PROBLEM TO WORK ON
What is needed is an exact copy of the entries below, from the line that contains "Type out the text in this image." through the final line, both included, and nothing else.

SUPPLIED DATA
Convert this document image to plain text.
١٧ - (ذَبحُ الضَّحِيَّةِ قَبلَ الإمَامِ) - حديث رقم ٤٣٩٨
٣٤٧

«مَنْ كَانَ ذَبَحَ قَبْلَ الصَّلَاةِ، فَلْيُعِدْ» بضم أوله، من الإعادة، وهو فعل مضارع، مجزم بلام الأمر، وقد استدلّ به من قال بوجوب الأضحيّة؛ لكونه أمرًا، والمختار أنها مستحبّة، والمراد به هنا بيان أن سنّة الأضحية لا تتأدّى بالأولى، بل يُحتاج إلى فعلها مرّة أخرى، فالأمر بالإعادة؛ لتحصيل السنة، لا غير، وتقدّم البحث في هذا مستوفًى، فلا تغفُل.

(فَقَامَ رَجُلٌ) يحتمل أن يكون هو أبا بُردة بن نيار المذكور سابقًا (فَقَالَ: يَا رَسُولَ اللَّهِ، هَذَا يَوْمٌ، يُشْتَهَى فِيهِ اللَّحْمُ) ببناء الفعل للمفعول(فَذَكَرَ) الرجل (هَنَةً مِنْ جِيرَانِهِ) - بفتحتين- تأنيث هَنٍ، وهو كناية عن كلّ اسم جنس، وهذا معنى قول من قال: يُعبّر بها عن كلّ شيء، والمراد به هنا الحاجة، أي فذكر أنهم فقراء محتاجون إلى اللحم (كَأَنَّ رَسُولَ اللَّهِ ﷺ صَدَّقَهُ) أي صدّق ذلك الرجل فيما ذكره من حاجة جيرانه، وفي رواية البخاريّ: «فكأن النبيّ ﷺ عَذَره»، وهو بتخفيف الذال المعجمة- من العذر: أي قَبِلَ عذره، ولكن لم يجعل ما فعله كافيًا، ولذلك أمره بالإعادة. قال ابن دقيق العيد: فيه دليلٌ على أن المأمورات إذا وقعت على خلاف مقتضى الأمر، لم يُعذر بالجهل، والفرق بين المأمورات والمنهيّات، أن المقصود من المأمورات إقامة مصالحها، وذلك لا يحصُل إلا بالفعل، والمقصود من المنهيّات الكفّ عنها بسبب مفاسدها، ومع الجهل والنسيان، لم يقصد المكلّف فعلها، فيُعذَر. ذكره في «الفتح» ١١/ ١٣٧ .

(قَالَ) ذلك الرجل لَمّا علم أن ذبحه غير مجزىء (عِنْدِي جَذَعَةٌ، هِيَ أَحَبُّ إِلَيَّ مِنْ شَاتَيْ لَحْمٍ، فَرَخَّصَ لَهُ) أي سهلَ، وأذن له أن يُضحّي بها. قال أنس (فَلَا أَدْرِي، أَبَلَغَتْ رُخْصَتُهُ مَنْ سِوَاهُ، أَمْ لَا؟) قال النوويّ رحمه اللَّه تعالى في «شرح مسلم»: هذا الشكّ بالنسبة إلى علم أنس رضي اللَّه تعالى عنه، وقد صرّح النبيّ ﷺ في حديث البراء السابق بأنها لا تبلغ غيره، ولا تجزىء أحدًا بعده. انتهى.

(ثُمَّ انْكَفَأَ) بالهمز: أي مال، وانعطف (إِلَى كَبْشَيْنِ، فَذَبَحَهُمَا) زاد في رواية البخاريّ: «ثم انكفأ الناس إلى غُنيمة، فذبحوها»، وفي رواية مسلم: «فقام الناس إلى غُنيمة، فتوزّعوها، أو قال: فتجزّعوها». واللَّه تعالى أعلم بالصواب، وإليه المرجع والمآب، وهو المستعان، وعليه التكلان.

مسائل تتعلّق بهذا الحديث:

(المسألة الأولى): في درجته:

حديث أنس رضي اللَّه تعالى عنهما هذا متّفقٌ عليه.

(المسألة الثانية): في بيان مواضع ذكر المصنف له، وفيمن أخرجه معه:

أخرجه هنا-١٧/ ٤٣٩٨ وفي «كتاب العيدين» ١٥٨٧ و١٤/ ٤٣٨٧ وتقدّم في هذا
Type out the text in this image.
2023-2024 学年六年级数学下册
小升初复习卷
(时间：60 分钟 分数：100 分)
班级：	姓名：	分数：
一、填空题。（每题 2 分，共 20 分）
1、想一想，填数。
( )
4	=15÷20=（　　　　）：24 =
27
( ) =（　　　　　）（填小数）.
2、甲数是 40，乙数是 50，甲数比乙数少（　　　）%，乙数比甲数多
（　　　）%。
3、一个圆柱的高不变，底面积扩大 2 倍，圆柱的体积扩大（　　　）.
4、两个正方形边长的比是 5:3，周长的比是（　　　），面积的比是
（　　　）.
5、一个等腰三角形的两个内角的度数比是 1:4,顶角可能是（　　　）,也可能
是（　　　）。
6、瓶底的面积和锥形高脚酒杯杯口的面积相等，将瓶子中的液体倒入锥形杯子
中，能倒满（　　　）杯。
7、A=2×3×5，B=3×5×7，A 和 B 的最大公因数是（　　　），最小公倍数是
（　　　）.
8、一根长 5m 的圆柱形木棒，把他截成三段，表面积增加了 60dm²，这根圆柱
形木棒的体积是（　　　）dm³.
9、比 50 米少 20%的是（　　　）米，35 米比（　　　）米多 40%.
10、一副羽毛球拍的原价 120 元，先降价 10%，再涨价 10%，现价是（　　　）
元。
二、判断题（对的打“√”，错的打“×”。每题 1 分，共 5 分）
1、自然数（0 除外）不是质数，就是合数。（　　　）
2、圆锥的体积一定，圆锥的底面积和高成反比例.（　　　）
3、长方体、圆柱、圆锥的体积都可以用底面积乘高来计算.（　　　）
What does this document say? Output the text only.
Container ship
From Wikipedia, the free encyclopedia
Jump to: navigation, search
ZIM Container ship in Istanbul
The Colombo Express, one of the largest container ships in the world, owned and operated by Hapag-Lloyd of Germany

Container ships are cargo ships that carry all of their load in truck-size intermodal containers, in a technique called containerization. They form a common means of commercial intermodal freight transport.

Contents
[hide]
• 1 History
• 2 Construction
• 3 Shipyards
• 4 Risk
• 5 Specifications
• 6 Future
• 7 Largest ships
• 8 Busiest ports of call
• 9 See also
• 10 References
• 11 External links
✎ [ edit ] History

COMPLETED EXERCISE
Type out the text in this image.
2023-2024 学年六年级数学下册
小升初复习卷
(时间：60 分钟 分数：100 分)
班级：	姓名：	分数：
一、填空题。（每题 2 分，共 20 分）
1、想一想，填数。
( )
4	=15÷20=（　　　　）：24 =
27
( ) =（　　　　　）（填小数）.
2、甲数是 40，乙数是 50，甲数比乙数少（　　　）%，乙数比甲数多
（　　　）%。
3、一个圆柱的高不变，底面积扩大 2 倍，圆柱的体积扩大（　　　）.
4、两个正方形边长的比是 5:3，周长的比是（　　　），面积的比是
（　　　）.
5、一个等腰三角形的两个内角的度数比是 1:4,顶角可能是（　　　）,也可能
是（　　　）。
6、瓶底的面积和锥形高脚酒杯杯口的面积相等，将瓶子中的液体倒入锥形杯子
中，能倒满（　　　）杯。
7、A=2×3×5，B=3×5×7，A 和 B 的最大公因数是（　　　），最小公倍数是
（　　　）.
8、一根长 5m 的圆柱形木棒，把他截成三段，表面积增加了 60dm²，这根圆柱
形木棒的体积是（　　　）dm³.
9、比 50 米少 20%的是（　　　）米，35 米比（　　　）米多 40%.
10、一副羽毛球拍的原价 120 元，先降价 10%，再涨价 10%，现价是（　　　）
元。
二、判断题（对的打“√”，错的打“×”。每题 1 分，共 5 分）
1、自然数（0 除外）不是质数，就是合数。（　　　）
2、圆锥的体积一定，圆锥的底面积和高成反比例.（　　　）
3、长方体、圆柱、圆锥的体积都可以用底面积乘高来计算.（　　　）
What does this document say? Output the text only.
Container ship
From Wikipedia, the free encyclopedia
Jump to: navigation, search
ZIM Container ship in Istanbul
The Colombo Express, one of the largest container ships in the world, owned and operated by Hapag-Lloyd of Germany

Container ships are cargo ships that carry all of their load in truck-size intermodal containers, in a technique called containerization. They form a common means of commercial intermodal freight transport.

Contents
[hide]
• 1 History
• 2 Construction
• 3 Shipyards
• 4 Risk
• 5 Specifications
• 6 Future
• 7 Largest ships
• 8 Busiest ports of call
• 9 See also
• 10 References
• 11 External links
✎ [ edit ] History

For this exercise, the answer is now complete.